--- start of Dataset extract ---

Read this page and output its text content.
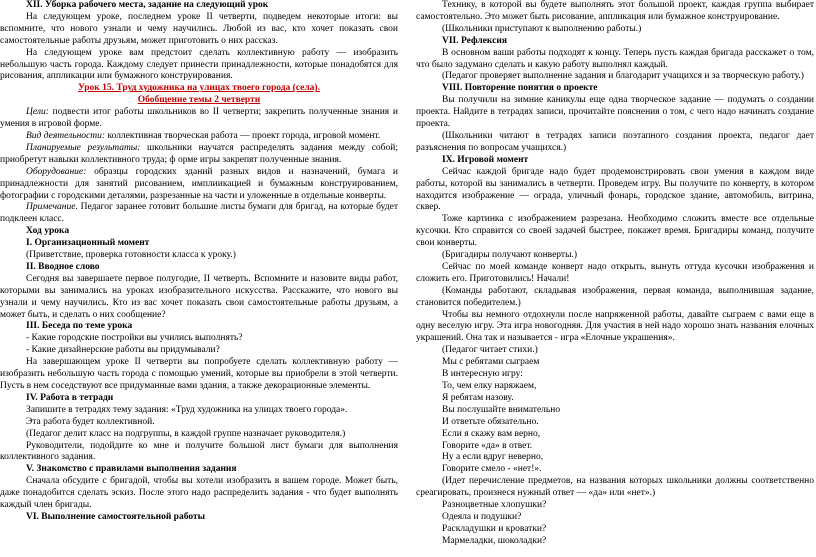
XII. Уборка рабочего места, задание на следующий урок

На следующем уроке, последнем уроке II четверти, подведем некоторые итоги: вы вспомните, что нового узнали и чему научились. Любой из вас, кто хочет показать свои самостоятельные работы друзьям, может приготовить о них рассказ.

На следующем уроке вам предстоит сделать коллективную работу — изобразить небольшую часть города. Каждому следует принести принадлежности, которые понадобятся для рисования, аппликации или бумажного конструирования.

Урок 15. Труд художника на улицах твоего города (села).

Обобщение темы 2 четверти

Цели: подвести итог работы школьников во II четверти; закрепить полученные знания и умения в игровой форме.

Вид деятельности: коллективная творческая работа — проект города, игровой момент.

Планируемые результаты: школьники научатся распределять задания между собой; приобретут навыки коллективного труда; ф орме игры закрепят полученные знания.

Оборудование: образцы городских зданий разных видов и назначений, бумага и принадлежности для занятий рисованием, имплиикацией и бумажным конструированием, фотографии с городскими деталями, разрезанные на части и уложенные в отдельные конверты.

Примечание. Педагог заранее готовит большие листы бумаги для бригад, на которые будет подклеен класс.

Ход урока

I. Организационный момент

(Приветствие, проверка готовности класса к уроку.)

II. Вводное слово

Сегодня вы завершаете первое полугодие, II четверть. Вспомните и назовите виды работ, которыми вы занимались на уроках изобразительного искусства. Расскажите, что нового вы узнали и чему научились. Кто из вас хочет показать свои самостоятельные работы друзьям, а может быть, и сделать о них сообщение?

III. Беседа по теме урока

- Какие городские постройки вы учились выполнять?

- Какие дизайнерские работы вы придумывали?

На завершающем уроке II четверти вы попробуете сделать коллективную работу — изобразить небольшую часть города с помощью умений, которые вы приобрели в этой четверти. Пусть в нем соседствуют все придуманные вами здания, а также декорационные элементы.

IV. Работа в тетради

Запишите в тетрадях тему задания: «Труд художника на улицах твоего города».

Эта работа будет коллективной.

(Педагог делит класс на подгруппы, в каждой группе назначает руководителя.)

Руководители, подойдите ко мне и получите большой лист бумаги для выполнения коллективного задания.

V. Знакомство с правилами выполнения задания

Сначала обсудите с бригадой, чтобы вы хотели изобразить в вашем городе. Может быть, даже понадобится сделать эскиз. После этого надо распределить задания - что будет выполнять каждый член бригады.

VI. Выполнение самостоятельной работы

Технику, в которой вы будете выполнять этот большой проект, каждая группа выбирает самостоятельно. Это может быть рисование, аппликация или бумажное конструирование.

(Школьники приступают к выполнению работы.)

VII. Рефлексия

В основном ваши работы подходят к концу. Теперь пусть каждая бригада расскажет о том, что было задумано сделать и какую работу выполнял каждый.

(Педагог проверяет выполнение задания и благодарит учащихся и за творческую работу.)

VIII. Повторение понятия о проекте

Вы получили на зимние каникулы еще одна творческое задание — подумать о создании проекта. Найдите в тетрадях записи, прочитайте пояснения о том, с чего надо начинать создание проекта.

(Школьники читают в тетрадях записи поэтапного создания проекта, педагог дает разъяснения по вопросам учащихся.)

IX. Игровой момент

Сейчас каждой бригаде надо будет продемонстрировать свои умения в каждом виде работы, которой вы занимались в четверти. Проведем игру. Вы получите по конверту, в котором находится изображение — ограда, уличный фонарь, городское здание, автомобиль, витрина, сквер.

Тоже картинка с изображением разрезана. Необходимо сложить вместе все отдельные кусочки. Кто справится со своей задачей быстрее, покажет время. Бригадиры команд, получите свои конверты.

(Бригадиры получают конверты.)

Сейчас по моей команде конверт надо открыть, вынуть оттуда кусочки изображения и сложить его. Приготовились! Начали!

(Команды работают, складывая изображения, первая команда, выполнившая задание, становится победителем.)

Чтобы вы немного отдохнули после напряженной работы, давайте сыграем с вами еще в одну веселую игру. Эта игра новогодняя. Для участия в ней надо хорошо знать названия елочных украшений. Она так и называется - игра «Елочные украшения».

(Педагог читает стихи.)

Мы с ребятами сыграем

В интересную игру:

То, чем елку наряжаем,

Я ребятам назову.

Вы послушайте внимательно

И ответьте обязательно.

Если я скажу вам верно,

Говорите «да» в ответ.

Ну а если вдруг неверно,

Говорите смело - «нет!».

(Идет перечисление предметов, на названия которых школьники должны соответственно среагировать, произнеся нужный ответ — «да» или «нет».)

Разноцветные хлопушки?

Одеяла и подушки?

Раскладушки и кроватки?

Мармеладки, шоколадки?
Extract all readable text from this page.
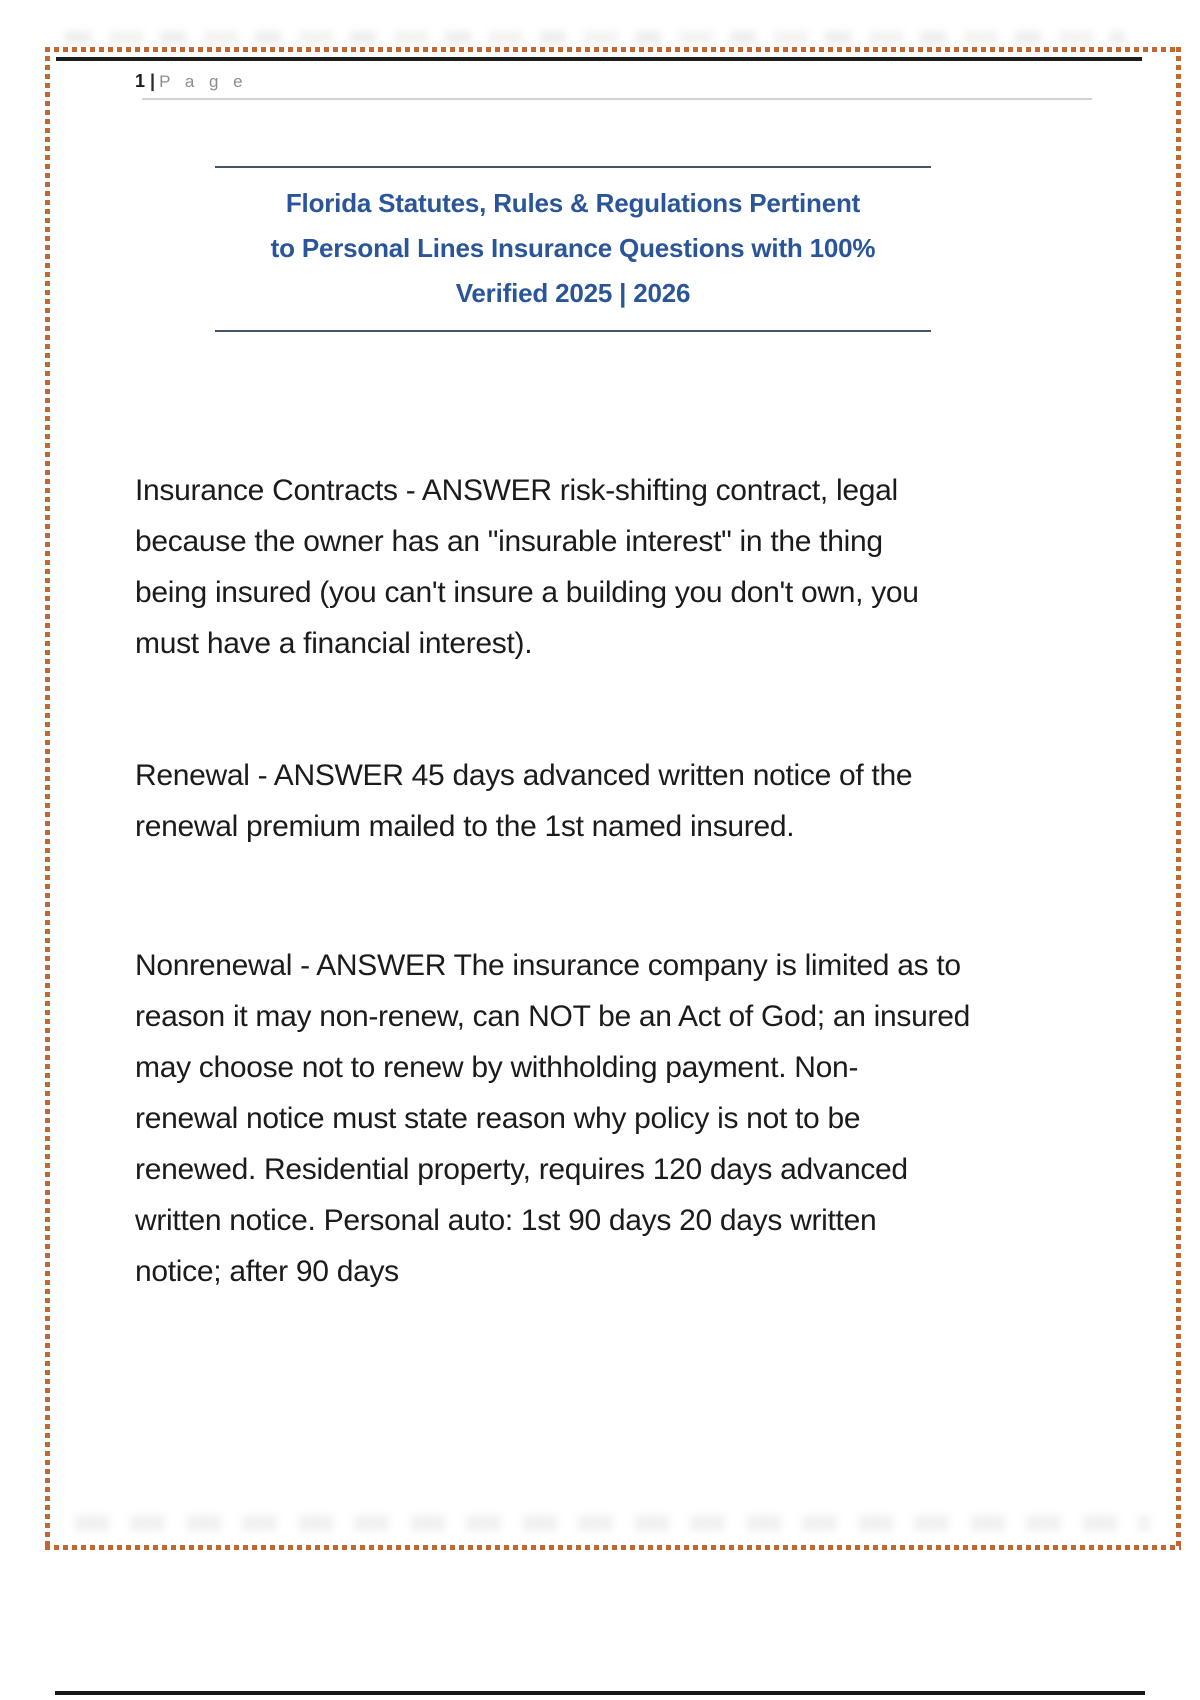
1 | P a g e
Florida Statutes, Rules & Regulations Pertinent
to Personal Lines Insurance Questions with 100%
Verified 2025 | 2026
Insurance Contracts - ANSWER risk-shifting contract, legal
because the owner has an "insurable interest" in the thing
being insured (you can't insure a building you don't own, you
must have a financial interest).
Renewal - ANSWER 45 days advanced written notice of the
renewal premium mailed to the 1st named insured.
Nonrenewal - ANSWER The insurance company is limited as to
reason it may non-renew, can NOT be an Act of God; an insured
may choose not to renew by withholding payment. Non-
renewal notice must state reason why policy is not to be
renewed. Residential property, requires 120 days advanced
written notice. Personal auto: 1st 90 days 20 days written
notice; after 90 days
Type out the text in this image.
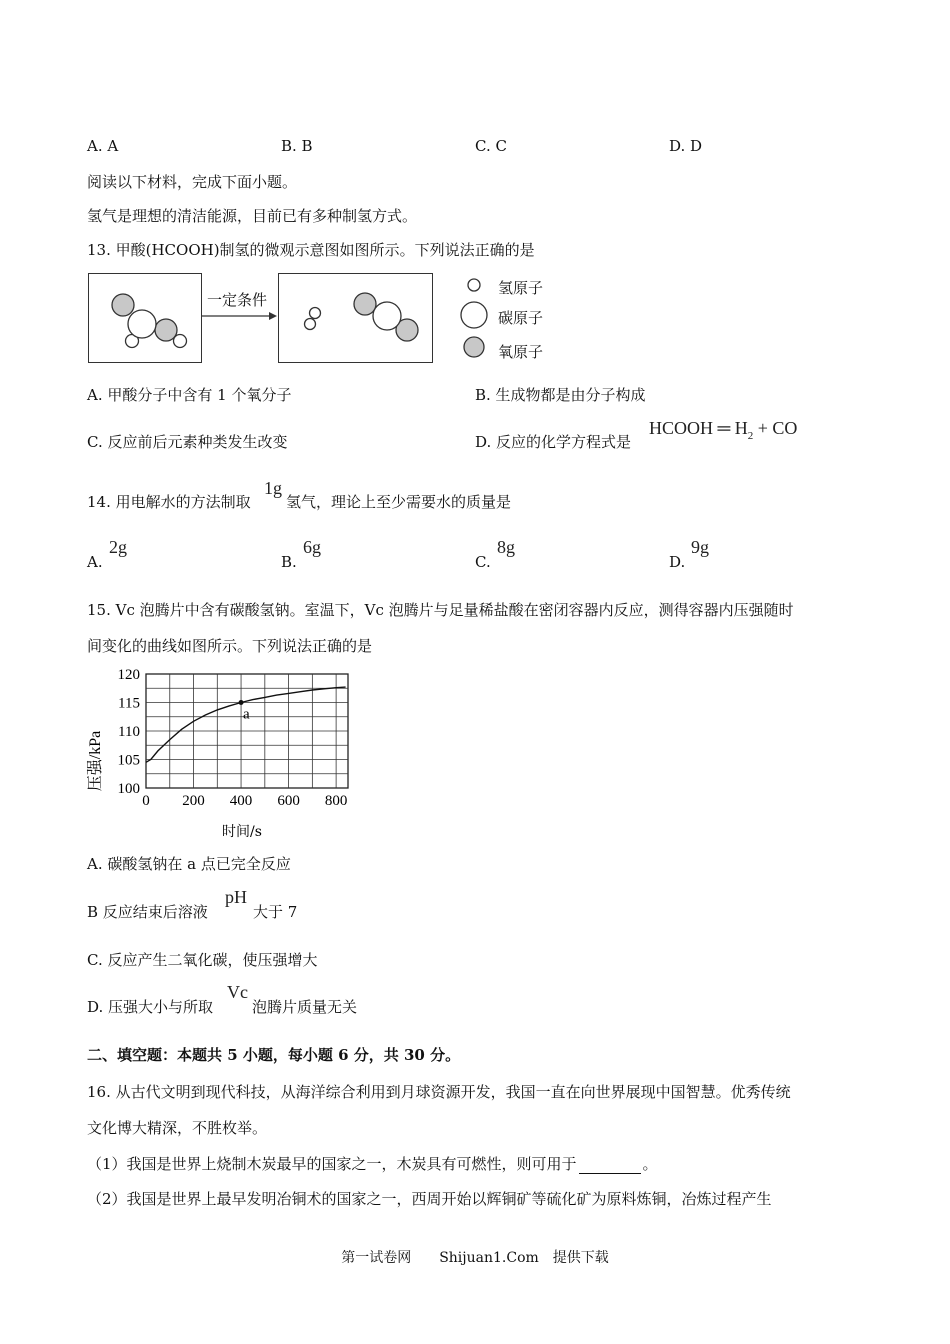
A. A	B. B	C. C	D. D
阅读以下材料，完成下面小题。
氢气是理想的清洁能源，目前已有多种制氢方式。
13. 甲酸(HCOOH)制氢的微观示意图如图所示。下列说法正确的是
一定条件
氢原子
碳原子
氧原子
A. 甲酸分子中含有 1 个氧分子	B. 生成物都是由分子构成
C. 反应前后元素种类发生改变	D. 反应的化学方程式是
HCOOH ═ $H_2$ + CO
14. 用电解水的方法制取
1g
氢气，理论上至少需要水的质量是
A.
2g
B.
6g
C.
8g
D.
9g
15. Vc 泡腾片中含有碳酸氢钠。室温下，Vc 泡腾片与足量稀盐酸在密闭容器内反应，测得容器内压强随时
间变化的曲线如图所示。下列说法正确的是
0 200 400 600 800
100
105
110
115
120
a
压强/kPa
时间/s
A. 碳酸氢钠在 a 点已完全反应
B 反应结束后溶液
pH
大于 7
C. 反应产生二氧化碳，使压强增大
D. 压强大小与所取
Vc
泡腾片质量无关
二、填空题：本题共 5 小题，每小题 6 分，共 30 分。
16. 从古代文明到现代科技，从海洋综合利用到月球资源开发，我国一直在向世界展现中国智慧。优秀传统
文化博大精深，不胜枚举。
（1）我国是世界上烧制木炭最早的国家之一，木炭具有可燃性，则可用于	。
（2）我国是世界上最早发明冶铜术的国家之一，西周开始以辉铜矿等硫化矿为原料炼铜，冶炼过程产生
第一试卷网　　Shijuan1.Com　提供下载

--- end of Dataset extract ---

▶ **Aim of the exercise**
Nothing but the pictures may be dropped; output the records above exactly.

▶ **Written reply**
Read this page and output its text content.
XII. Уборка рабочего места, задание на следующий урок

На следующем уроке, последнем уроке II четверти, подведем некоторые итоги: вы вспомните, что нового узнали и чему научились. Любой из вас, кто хочет показать свои самостоятельные работы друзьям, может приготовить о них рассказ.

На следующем уроке вам предстоит сделать коллективную работу — изобразить небольшую часть города. Каждому следует принести принадлежности, которые понадобятся для рисования, аппликации или бумажного конструирования.

Урок 15. Труд художника на улицах твоего города (села).

Обобщение темы 2 четверти

Цели: подвести итог работы школьников во II четверти; закрепить полученные знания и умения в игровой форме.

Вид деятельности: коллективная творческая работа — проект города, игровой момент.

Планируемые результаты: школьники научатся распределять задания между собой; приобретут навыки коллективного труда; ф орме игры закрепят полученные знания.

Оборудование: образцы городских зданий разных видов и назначений, бумага и принадлежности для занятий рисованием, имплиикацией и бумажным конструированием, фотографии с городскими деталями, разрезанные на части и уложенные в отдельные конверты.

Примечание. Педагог заранее готовит большие листы бумаги для бригад, на которые будет подклеен класс.

Ход урока

I. Организационный момент

(Приветствие, проверка готовности класса к уроку.)

II. Вводное слово

Сегодня вы завершаете первое полугодие, II четверть. Вспомните и назовите виды работ, которыми вы занимались на уроках изобразительного искусства. Расскажите, что нового вы узнали и чему научились. Кто из вас хочет показать свои самостоятельные работы друзьям, а может быть, и сделать о них сообщение?

III. Беседа по теме урока

- Какие городские постройки вы учились выполнять?

- Какие дизайнерские работы вы придумывали?

На завершающем уроке II четверти вы попробуете сделать коллективную работу — изобразить небольшую часть города с помощью умений, которые вы приобрели в этой четверти. Пусть в нем соседствуют все придуманные вами здания, а также декорационные элементы.

IV. Работа в тетради

Запишите в тетрадях тему задания: «Труд художника на улицах твоего города».

Эта работа будет коллективной.

(Педагог делит класс на подгруппы, в каждой группе назначает руководителя.)

Руководители, подойдите ко мне и получите большой лист бумаги для выполнения коллективного задания.

V. Знакомство с правилами выполнения задания

Сначала обсудите с бригадой, чтобы вы хотели изобразить в вашем городе. Может быть, даже понадобится сделать эскиз. После этого надо распределить задания - что будет выполнять каждый член бригады.

VI. Выполнение самостоятельной работы

Технику, в которой вы будете выполнять этот большой проект, каждая группа выбирает самостоятельно. Это может быть рисование, аппликация или бумажное конструирование.

(Школьники приступают к выполнению работы.)

VII. Рефлексия

В основном ваши работы подходят к концу. Теперь пусть каждая бригада расскажет о том, что было задумано сделать и какую работу выполнял каждый.

(Педагог проверяет выполнение задания и благодарит учащихся и за творческую работу.)

VIII. Повторение понятия о проекте

Вы получили на зимние каникулы еще одна творческое задание — подумать о создании проекта. Найдите в тетрадях записи, прочитайте пояснения о том, с чего надо начинать создание проекта.

(Школьники читают в тетрадях записи поэтапного создания проекта, педагог дает разъяснения по вопросам учащихся.)

IX. Игровой момент

Сейчас каждой бригаде надо будет продемонстрировать свои умения в каждом виде работы, которой вы занимались в четверти. Проведем игру. Вы получите по конверту, в котором находится изображение — ограда, уличный фонарь, городское здание, автомобиль, витрина, сквер.

Тоже картинка с изображением разрезана. Необходимо сложить вместе все отдельные кусочки. Кто справится со своей задачей быстрее, покажет время. Бригадиры команд, получите свои конверты.

(Бригадиры получают конверты.)

Сейчас по моей команде конверт надо открыть, вынуть оттуда кусочки изображения и сложить его. Приготовились! Начали!

(Команды работают, складывая изображения, первая команда, выполнившая задание, становится победителем.)

Чтобы вы немного отдохнули после напряженной работы, давайте сыграем с вами еще в одну веселую игру. Эта игра новогодняя. Для участия в ней надо хорошо знать названия елочных украшений. Она так и называется - игра «Елочные украшения».

(Педагог читает стихи.)

Мы с ребятами сыграем

В интересную игру:

То, чем елку наряжаем,

Я ребятам назову.

Вы послушайте внимательно

И ответьте обязательно.

Если я скажу вам верно,

Говорите «да» в ответ.

Ну а если вдруг неверно,

Говорите смело - «нет!».

(Идет перечисление предметов, на названия которых школьники должны соответственно среагировать, произнеся нужный ответ — «да» или «нет».)

Разноцветные хлопушки?

Одеяла и подушки?

Раскладушки и кроватки?

Мармеладки, шоколадки?
Extract all readable text from this page.
1 | P a g e
Florida Statutes, Rules & Regulations Pertinent
to Personal Lines Insurance Questions with 100%
Verified 2025 | 2026
Insurance Contracts - ANSWER risk-shifting contract, legal
because the owner has an "insurable interest" in the thing
being insured (you can't insure a building you don't own, you
must have a financial interest).
Renewal - ANSWER 45 days advanced written notice of the
renewal premium mailed to the 1st named insured.
Nonrenewal - ANSWER The insurance company is limited as to
reason it may non-renew, can NOT be an Act of God; an insured
may choose not to renew by withholding payment. Non-
renewal notice must state reason why policy is not to be
renewed. Residential property, requires 120 days advanced
written notice. Personal auto: 1st 90 days 20 days written
notice; after 90 days
Type out the text in this image.
A. A	B. B	C. C	D. D
阅读以下材料，完成下面小题。
氢气是理想的清洁能源，目前已有多种制氢方式。
13. 甲酸(HCOOH)制氢的微观示意图如图所示。下列说法正确的是
一定条件
氢原子
碳原子
氧原子
A. 甲酸分子中含有 1 个氧分子	B. 生成物都是由分子构成
C. 反应前后元素种类发生改变	D. 反应的化学方程式是
HCOOH ═ $H_2$ + CO
14. 用电解水的方法制取
1g
氢气，理论上至少需要水的质量是
A.
2g
B.
6g
C.
8g
D.
9g
15. Vc 泡腾片中含有碳酸氢钠。室温下，Vc 泡腾片与足量稀盐酸在密闭容器内反应，测得容器内压强随时
间变化的曲线如图所示。下列说法正确的是
0 200 400 600 800
100
105
110
115
120
a
压强/kPa
时间/s
A. 碳酸氢钠在 a 点已完全反应
B 反应结束后溶液
pH
大于 7
C. 反应产生二氧化碳，使压强增大
D. 压强大小与所取
Vc
泡腾片质量无关
二、填空题：本题共 5 小题，每小题 6 分，共 30 分。
16. 从古代文明到现代科技，从海洋综合利用到月球资源开发，我国一直在向世界展现中国智慧。优秀传统
文化博大精深，不胜枚举。
（1）我国是世界上烧制木炭最早的国家之一，木炭具有可燃性，则可用于	。
（2）我国是世界上最早发明冶铜术的国家之一，西周开始以辉铜矿等硫化矿为原料炼铜，冶炼过程产生
第一试卷网　　Shijuan1.Com　提供下载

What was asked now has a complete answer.